_TASK TO CARRY OUT_
Extract each line of the material that follows exactly and omit its pictures.

(Data records)
=-=-=-=-=

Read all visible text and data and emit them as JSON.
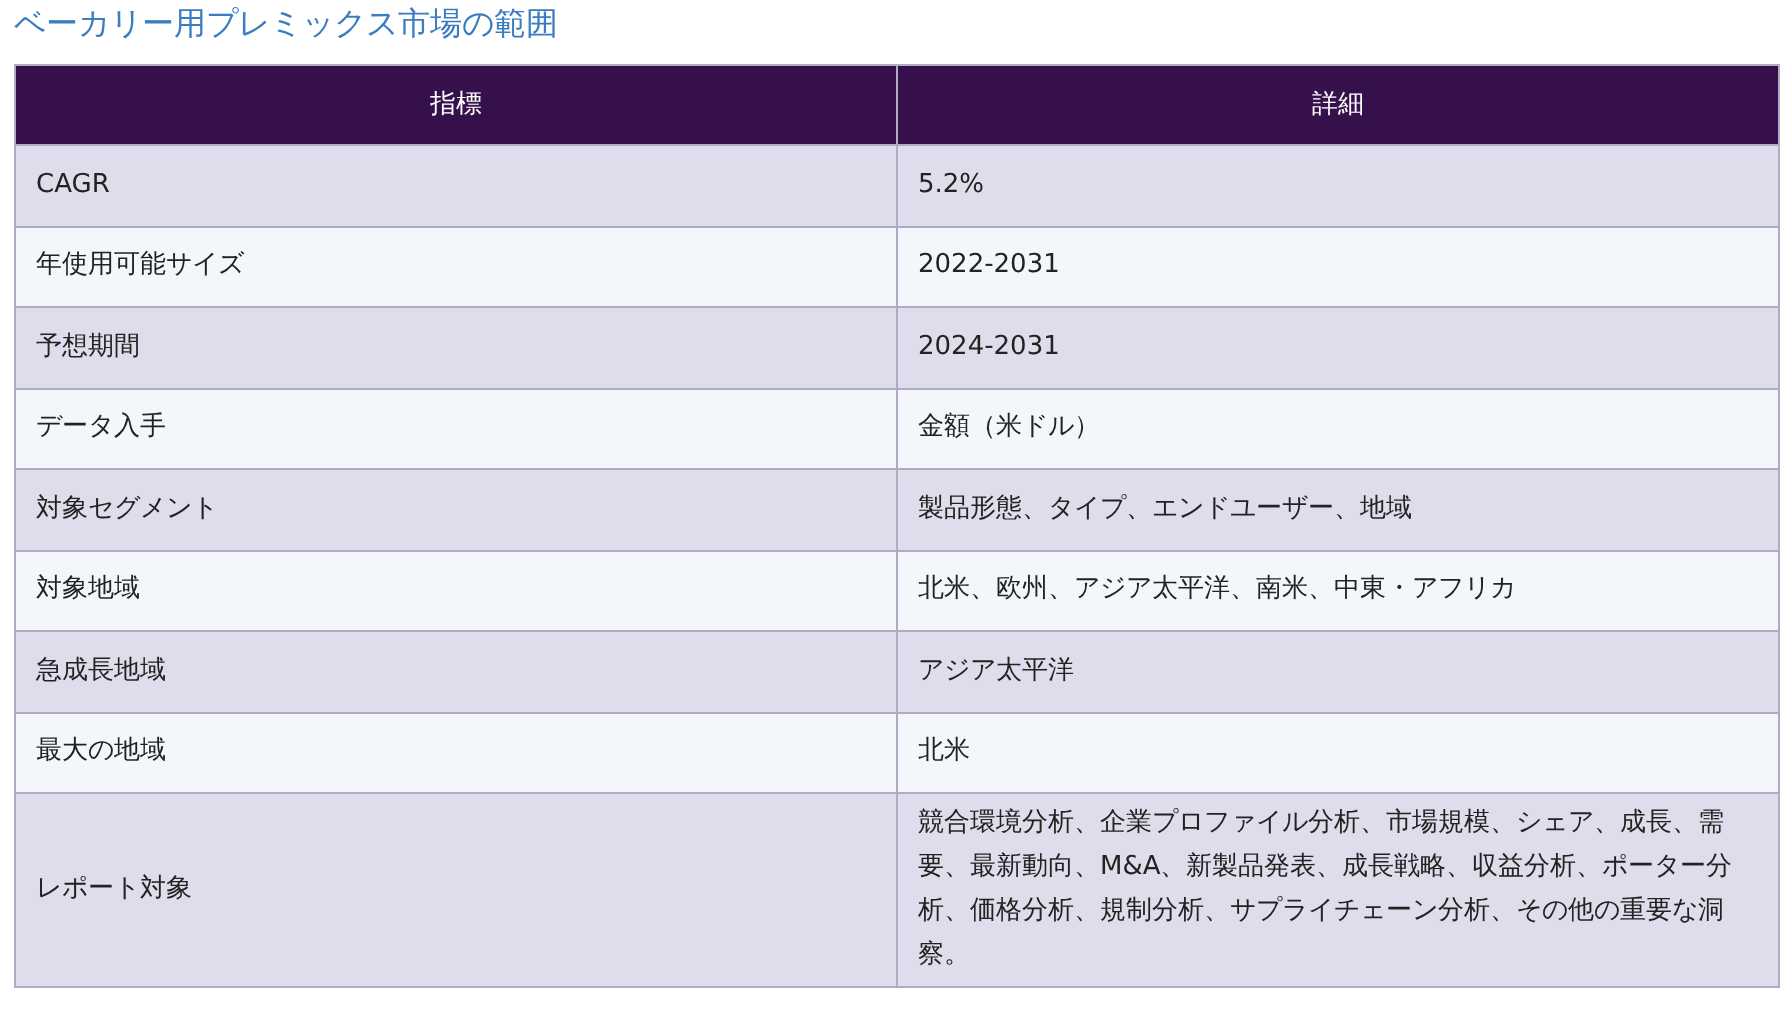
{
  "title": "ベーカリー用プレミックス市場の範囲",
  "table": {
    "columns": [
      "指標",
      "詳細"
    ],
    "rows": [
      [
        "CAGR",
        "5.2%"
      ],
      [
        "年使用可能サイズ",
        "2022-2031"
      ],
      [
        "予想期間",
        "2024-2031"
      ],
      [
        "データ入手",
        "金額（米ドル）"
      ],
      [
        "対象セグメント",
        "製品形態、タイプ、エンドユーザー、地域"
      ],
      [
        "対象地域",
        "北米、欧州、アジア太平洋、南米、中東・アフリカ"
      ],
      [
        "急成長地域",
        "アジア太平洋"
      ],
      [
        "最大の地域",
        "北米"
      ],
      [
        "レポート対象",
        "競合環境分析、企業プロファイル分析、市場規模、シェア、成長、需要、最新動向、M&A、新製品発表、成長戦略、収益分析、ポーター分析、価格分析、規制分析、サプライチェーン分析、その他の重要な洞察。"
      ]
    ]
  }
}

=-=-=-=-=

_RESULT FOR THIS EXERCISE_
Read all visible text and data and emit them as JSON.
{
  "title": "ベーカリー用プレミックス市場の範囲",
  "table": {
    "columns": [
      "指標",
      "詳細"
    ],
    "rows": [
      [
        "CAGR",
        "5.2%"
      ],
      [
        "年使用可能サイズ",
        "2022-2031"
      ],
      [
        "予想期間",
        "2024-2031"
      ],
      [
        "データ入手",
        "金額（米ドル）"
      ],
      [
        "対象セグメント",
        "製品形態、タイプ、エンドユーザー、地域"
      ],
      [
        "対象地域",
        "北米、欧州、アジア太平洋、南米、中東・アフリカ"
      ],
      [
        "急成長地域",
        "アジア太平洋"
      ],
      [
        "最大の地域",
        "北米"
      ],
      [
        "レポート対象",
        "競合環境分析、企業プロファイル分析、市場規模、シェア、成長、需要、最新動向、M&A、新製品発表、成長戦略、収益分析、ポーター分析、価格分析、規制分析、サプライチェーン分析、その他の重要な洞察。"
      ]
    ]
  }
}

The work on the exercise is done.